EXERCISE TASK: Output each entry exactly; skip nothing.

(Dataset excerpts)
______________________________
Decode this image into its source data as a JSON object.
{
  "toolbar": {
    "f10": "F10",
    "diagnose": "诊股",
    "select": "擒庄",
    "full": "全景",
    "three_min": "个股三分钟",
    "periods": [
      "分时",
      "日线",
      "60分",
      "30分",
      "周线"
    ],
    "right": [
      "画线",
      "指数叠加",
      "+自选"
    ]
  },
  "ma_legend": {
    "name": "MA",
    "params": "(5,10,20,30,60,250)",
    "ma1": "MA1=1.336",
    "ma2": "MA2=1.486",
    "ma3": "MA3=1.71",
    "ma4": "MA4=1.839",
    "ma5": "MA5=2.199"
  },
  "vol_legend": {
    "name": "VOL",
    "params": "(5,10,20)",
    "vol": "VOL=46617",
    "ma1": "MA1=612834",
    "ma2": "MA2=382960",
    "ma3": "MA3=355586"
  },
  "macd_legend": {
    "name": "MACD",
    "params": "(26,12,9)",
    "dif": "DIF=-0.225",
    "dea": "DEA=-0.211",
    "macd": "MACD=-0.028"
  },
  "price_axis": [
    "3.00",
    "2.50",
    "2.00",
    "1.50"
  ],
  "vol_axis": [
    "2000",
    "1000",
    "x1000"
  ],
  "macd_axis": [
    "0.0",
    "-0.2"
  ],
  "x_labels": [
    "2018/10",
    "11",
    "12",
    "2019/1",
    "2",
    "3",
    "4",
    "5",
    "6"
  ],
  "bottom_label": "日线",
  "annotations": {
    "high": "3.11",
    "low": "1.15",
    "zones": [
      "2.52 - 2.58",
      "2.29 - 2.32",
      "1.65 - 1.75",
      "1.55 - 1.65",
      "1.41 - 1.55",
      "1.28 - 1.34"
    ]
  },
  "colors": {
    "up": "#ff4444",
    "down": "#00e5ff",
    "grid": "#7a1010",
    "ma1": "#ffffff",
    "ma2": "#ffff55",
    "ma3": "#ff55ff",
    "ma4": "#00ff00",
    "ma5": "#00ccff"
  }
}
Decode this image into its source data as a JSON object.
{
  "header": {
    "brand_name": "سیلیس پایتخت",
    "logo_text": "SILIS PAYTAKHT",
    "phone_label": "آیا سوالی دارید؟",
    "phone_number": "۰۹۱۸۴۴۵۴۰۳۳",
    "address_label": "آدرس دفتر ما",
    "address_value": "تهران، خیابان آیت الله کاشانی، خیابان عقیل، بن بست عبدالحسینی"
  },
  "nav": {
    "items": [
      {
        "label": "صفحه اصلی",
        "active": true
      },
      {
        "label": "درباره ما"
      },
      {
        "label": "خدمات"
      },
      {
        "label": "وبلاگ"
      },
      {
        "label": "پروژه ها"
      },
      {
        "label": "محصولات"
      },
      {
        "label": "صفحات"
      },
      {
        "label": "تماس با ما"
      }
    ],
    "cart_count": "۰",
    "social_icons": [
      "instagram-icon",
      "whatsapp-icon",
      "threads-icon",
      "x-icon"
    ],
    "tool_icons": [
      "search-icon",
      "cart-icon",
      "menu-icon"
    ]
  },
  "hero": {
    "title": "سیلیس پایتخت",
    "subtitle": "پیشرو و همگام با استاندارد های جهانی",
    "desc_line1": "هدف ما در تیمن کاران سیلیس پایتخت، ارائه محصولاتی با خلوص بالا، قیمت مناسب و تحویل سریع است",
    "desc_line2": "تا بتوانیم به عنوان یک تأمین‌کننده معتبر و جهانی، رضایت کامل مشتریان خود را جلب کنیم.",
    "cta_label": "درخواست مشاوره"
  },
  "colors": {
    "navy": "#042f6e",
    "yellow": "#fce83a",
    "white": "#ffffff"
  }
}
______________________________
THE RESPONSE:
Decode this image into its source data as a JSON object.
{
  "toolbar": {
    "f10": "F10",
    "diagnose": "诊股",
    "select": "擒庄",
    "full": "全景",
    "three_min": "个股三分钟",
    "periods": [
      "分时",
      "日线",
      "60分",
      "30分",
      "周线"
    ],
    "right": [
      "画线",
      "指数叠加",
      "+自选"
    ]
  },
  "ma_legend": {
    "name": "MA",
    "params": "(5,10,20,30,60,250)",
    "ma1": "MA1=1.336",
    "ma2": "MA2=1.486",
    "ma3": "MA3=1.71",
    "ma4": "MA4=1.839",
    "ma5": "MA5=2.199"
  },
  "vol_legend": {
    "name": "VOL",
    "params": "(5,10,20)",
    "vol": "VOL=46617",
    "ma1": "MA1=612834",
    "ma2": "MA2=382960",
    "ma3": "MA3=355586"
  },
  "macd_legend": {
    "name": "MACD",
    "params": "(26,12,9)",
    "dif": "DIF=-0.225",
    "dea": "DEA=-0.211",
    "macd": "MACD=-0.028"
  },
  "price_axis": [
    "3.00",
    "2.50",
    "2.00",
    "1.50"
  ],
  "vol_axis": [
    "2000",
    "1000",
    "x1000"
  ],
  "macd_axis": [
    "0.0",
    "-0.2"
  ],
  "x_labels": [
    "2018/10",
    "11",
    "12",
    "2019/1",
    "2",
    "3",
    "4",
    "5",
    "6"
  ],
  "bottom_label": "日线",
  "annotations": {
    "high": "3.11",
    "low": "1.15",
    "zones": [
      "2.52 - 2.58",
      "2.29 - 2.32",
      "1.65 - 1.75",
      "1.55 - 1.65",
      "1.41 - 1.55",
      "1.28 - 1.34"
    ]
  },
  "colors": {
    "up": "#ff4444",
    "down": "#00e5ff",
    "grid": "#7a1010",
    "ma1": "#ffffff",
    "ma2": "#ffff55",
    "ma3": "#ff55ff",
    "ma4": "#00ff00",
    "ma5": "#00ccff"
  }
}
Decode this image into its source data as a JSON object.
{
  "header": {
    "brand_name": "سیلیس پایتخت",
    "logo_text": "SILIS PAYTAKHT",
    "phone_label": "آیا سوالی دارید؟",
    "phone_number": "۰۹۱۸۴۴۵۴۰۳۳",
    "address_label": "آدرس دفتر ما",
    "address_value": "تهران، خیابان آیت الله کاشانی، خیابان عقیل، بن بست عبدالحسینی"
  },
  "nav": {
    "items": [
      {
        "label": "صفحه اصلی",
        "active": true
      },
      {
        "label": "درباره ما"
      },
      {
        "label": "خدمات"
      },
      {
        "label": "وبلاگ"
      },
      {
        "label": "پروژه ها"
      },
      {
        "label": "محصولات"
      },
      {
        "label": "صفحات"
      },
      {
        "label": "تماس با ما"
      }
    ],
    "cart_count": "۰",
    "social_icons": [
      "instagram-icon",
      "whatsapp-icon",
      "threads-icon",
      "x-icon"
    ],
    "tool_icons": [
      "search-icon",
      "cart-icon",
      "menu-icon"
    ]
  },
  "hero": {
    "title": "سیلیس پایتخت",
    "subtitle": "پیشرو و همگام با استاندارد های جهانی",
    "desc_line1": "هدف ما در تیمن کاران سیلیس پایتخت، ارائه محصولاتی با خلوص بالا، قیمت مناسب و تحویل سریع است",
    "desc_line2": "تا بتوانیم به عنوان یک تأمین‌کننده معتبر و جهانی، رضایت کامل مشتریان خود را جلب کنیم.",
    "cta_label": "درخواست مشاوره"
  },
  "colors": {
    "navy": "#042f6e",
    "yellow": "#fce83a",
    "white": "#ffffff"
  }
}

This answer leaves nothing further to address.